>> Begin MATERIAL TO PROCESS
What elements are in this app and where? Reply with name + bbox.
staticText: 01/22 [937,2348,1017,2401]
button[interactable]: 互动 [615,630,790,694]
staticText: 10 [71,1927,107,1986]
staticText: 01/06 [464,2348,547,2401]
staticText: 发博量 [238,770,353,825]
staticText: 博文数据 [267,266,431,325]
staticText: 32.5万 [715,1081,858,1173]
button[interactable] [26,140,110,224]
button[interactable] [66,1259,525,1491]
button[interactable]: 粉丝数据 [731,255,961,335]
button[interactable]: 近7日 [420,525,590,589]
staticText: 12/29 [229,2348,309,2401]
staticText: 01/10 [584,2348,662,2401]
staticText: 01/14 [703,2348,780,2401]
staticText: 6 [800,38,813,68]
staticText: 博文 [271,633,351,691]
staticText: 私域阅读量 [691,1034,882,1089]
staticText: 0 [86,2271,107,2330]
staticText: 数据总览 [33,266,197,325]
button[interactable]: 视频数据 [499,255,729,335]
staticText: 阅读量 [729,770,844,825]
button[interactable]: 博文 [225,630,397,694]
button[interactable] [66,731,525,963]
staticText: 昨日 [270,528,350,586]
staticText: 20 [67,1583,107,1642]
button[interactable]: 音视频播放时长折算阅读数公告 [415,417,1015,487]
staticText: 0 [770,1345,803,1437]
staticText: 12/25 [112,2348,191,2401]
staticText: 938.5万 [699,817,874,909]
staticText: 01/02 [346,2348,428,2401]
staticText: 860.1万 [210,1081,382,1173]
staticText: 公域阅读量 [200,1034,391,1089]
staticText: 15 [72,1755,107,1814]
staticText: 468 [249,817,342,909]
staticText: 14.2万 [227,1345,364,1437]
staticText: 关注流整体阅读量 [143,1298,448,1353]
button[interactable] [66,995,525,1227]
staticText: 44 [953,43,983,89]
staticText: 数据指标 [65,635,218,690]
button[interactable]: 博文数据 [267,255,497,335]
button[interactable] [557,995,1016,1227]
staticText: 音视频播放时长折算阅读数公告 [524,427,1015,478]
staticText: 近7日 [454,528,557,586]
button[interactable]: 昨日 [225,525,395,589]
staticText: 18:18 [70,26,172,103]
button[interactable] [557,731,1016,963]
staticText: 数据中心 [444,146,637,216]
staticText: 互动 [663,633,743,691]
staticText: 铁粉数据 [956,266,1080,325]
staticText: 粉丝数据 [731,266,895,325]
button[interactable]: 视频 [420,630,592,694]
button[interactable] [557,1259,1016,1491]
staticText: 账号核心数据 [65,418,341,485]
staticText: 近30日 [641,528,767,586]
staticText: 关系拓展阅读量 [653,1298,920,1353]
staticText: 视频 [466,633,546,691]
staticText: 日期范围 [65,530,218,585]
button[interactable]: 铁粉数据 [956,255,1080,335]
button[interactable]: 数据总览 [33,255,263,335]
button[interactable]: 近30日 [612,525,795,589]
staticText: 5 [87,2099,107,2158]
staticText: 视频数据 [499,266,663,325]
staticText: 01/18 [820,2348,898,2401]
>> End MATERIAL TO PROCESS
STATED EXERCISE: Copy out the rows above, putting "label" wherever "staticText" appears and changing nothing else.

RESULT OF THE EXERCISE:
What elements are in this app and where? Reply with name + bbox.
label: 01/22 [937,2348,1017,2401]
button[interactable]: 互动 [615,630,790,694]
label: 10 [71,1927,107,1986]
label: 01/06 [464,2348,547,2401]
label: 发博量 [238,770,353,825]
label: 博文数据 [267,266,431,325]
label: 32.5万 [715,1081,858,1173]
button[interactable] [26,140,110,224]
button[interactable] [66,1259,525,1491]
button[interactable]: 粉丝数据 [731,255,961,335]
button[interactable]: 近7日 [420,525,590,589]
label: 12/29 [229,2348,309,2401]
label: 01/10 [584,2348,662,2401]
label: 01/14 [703,2348,780,2401]
label: 6 [800,38,813,68]
label: 博文 [271,633,351,691]
label: 私域阅读量 [691,1034,882,1089]
label: 0 [86,2271,107,2330]
label: 数据总览 [33,266,197,325]
button[interactable]: 视频数据 [499,255,729,335]
label: 阅读量 [729,770,844,825]
button[interactable]: 博文 [225,630,397,694]
button[interactable] [66,731,525,963]
label: 昨日 [270,528,350,586]
label: 20 [67,1583,107,1642]
button[interactable]: 音视频播放时长折算阅读数公告 [415,417,1015,487]
label: 0 [770,1345,803,1437]
label: 12/25 [112,2348,191,2401]
label: 938.5万 [699,817,874,909]
label: 01/02 [346,2348,428,2401]
label: 860.1万 [210,1081,382,1173]
label: 公域阅读量 [200,1034,391,1089]
label: 15 [72,1755,107,1814]
label: 468 [249,817,342,909]
label: 14.2万 [227,1345,364,1437]
label: 关注流整体阅读量 [143,1298,448,1353]
button[interactable] [66,995,525,1227]
label: 44 [953,43,983,89]
label: 数据指标 [65,635,218,690]
button[interactable]: 博文数据 [267,255,497,335]
button[interactable] [557,995,1016,1227]
label: 音视频播放时长折算阅读数公告 [524,427,1015,478]
label: 近7日 [454,528,557,586]
button[interactable]: 昨日 [225,525,395,589]
label: 18:18 [70,26,172,103]
button[interactable] [557,731,1016,963]
label: 数据中心 [444,146,637,216]
label: 互动 [663,633,743,691]
label: 铁粉数据 [956,266,1080,325]
label: 粉丝数据 [731,266,895,325]
button[interactable]: 视频 [420,630,592,694]
button[interactable] [557,1259,1016,1491]
label: 账号核心数据 [65,418,341,485]
label: 近30日 [641,528,767,586]
label: 关系拓展阅读量 [653,1298,920,1353]
label: 视频 [466,633,546,691]
label: 日期范围 [65,530,218,585]
button[interactable]: 铁粉数据 [956,255,1080,335]
button[interactable]: 数据总览 [33,255,263,335]
button[interactable]: 近30日 [612,525,795,589]
label: 5 [87,2099,107,2158]
label: 视频数据 [499,266,663,325]
label: 01/18 [820,2348,898,2401]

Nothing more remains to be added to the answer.